Exercise brief:
Only the lines holding the string "observed" are needed. Copy each one.

******************************

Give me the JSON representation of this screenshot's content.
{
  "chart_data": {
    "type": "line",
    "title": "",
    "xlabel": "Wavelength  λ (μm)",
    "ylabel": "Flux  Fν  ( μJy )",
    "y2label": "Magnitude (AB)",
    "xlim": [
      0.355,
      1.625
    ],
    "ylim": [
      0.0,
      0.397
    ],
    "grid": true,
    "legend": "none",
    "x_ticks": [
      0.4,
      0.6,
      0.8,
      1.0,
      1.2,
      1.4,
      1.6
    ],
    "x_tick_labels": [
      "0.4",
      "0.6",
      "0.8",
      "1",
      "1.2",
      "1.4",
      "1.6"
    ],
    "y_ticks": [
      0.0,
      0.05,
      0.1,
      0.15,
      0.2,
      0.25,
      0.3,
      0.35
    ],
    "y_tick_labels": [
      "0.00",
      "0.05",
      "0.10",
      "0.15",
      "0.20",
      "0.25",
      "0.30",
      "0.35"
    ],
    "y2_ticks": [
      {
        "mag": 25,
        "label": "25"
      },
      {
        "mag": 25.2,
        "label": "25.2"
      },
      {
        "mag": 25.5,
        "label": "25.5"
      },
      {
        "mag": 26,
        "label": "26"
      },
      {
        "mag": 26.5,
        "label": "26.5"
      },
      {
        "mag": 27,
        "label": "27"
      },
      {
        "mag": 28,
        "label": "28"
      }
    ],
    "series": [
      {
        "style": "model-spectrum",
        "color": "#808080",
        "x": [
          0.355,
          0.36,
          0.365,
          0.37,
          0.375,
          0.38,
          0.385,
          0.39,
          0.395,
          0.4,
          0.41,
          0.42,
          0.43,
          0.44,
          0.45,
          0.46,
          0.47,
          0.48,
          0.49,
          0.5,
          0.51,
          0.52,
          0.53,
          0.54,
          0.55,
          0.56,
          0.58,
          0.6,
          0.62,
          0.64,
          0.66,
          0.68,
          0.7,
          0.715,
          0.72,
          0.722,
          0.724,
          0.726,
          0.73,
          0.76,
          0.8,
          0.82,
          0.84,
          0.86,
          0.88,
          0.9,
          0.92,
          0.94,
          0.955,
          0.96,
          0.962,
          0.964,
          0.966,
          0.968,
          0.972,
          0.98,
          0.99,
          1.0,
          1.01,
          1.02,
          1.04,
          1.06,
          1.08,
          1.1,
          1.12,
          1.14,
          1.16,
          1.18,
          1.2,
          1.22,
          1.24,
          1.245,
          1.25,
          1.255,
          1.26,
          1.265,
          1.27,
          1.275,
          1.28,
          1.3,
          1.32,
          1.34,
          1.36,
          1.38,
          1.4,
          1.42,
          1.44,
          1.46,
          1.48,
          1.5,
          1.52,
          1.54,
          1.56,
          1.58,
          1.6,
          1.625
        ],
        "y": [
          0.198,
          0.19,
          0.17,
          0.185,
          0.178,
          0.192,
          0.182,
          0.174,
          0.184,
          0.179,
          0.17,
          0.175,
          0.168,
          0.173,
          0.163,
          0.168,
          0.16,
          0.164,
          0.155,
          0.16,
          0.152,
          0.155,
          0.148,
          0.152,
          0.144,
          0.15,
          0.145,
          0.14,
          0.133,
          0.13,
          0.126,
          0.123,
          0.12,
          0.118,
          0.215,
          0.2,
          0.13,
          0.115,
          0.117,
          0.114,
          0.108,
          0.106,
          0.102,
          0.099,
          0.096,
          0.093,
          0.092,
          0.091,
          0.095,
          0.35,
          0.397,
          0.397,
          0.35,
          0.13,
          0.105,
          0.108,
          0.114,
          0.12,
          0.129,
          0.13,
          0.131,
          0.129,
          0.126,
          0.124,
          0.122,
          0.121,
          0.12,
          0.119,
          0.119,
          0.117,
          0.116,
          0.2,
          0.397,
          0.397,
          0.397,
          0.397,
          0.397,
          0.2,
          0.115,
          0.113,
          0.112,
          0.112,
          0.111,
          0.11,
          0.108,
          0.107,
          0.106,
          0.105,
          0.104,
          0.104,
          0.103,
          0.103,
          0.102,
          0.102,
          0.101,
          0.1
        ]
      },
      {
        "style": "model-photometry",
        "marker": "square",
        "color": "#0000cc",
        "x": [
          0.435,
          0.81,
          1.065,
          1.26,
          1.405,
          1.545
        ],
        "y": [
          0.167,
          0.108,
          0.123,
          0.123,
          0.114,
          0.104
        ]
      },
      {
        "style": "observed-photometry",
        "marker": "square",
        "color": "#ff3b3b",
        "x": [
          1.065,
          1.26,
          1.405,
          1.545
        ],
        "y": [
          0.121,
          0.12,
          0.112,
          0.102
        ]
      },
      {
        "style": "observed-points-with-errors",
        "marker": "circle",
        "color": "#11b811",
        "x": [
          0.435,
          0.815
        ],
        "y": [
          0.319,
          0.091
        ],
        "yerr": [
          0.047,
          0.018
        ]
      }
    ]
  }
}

******************************

Answer to the problem:
        "style": "observed-photometry",
        "style": "observed-points-with-errors",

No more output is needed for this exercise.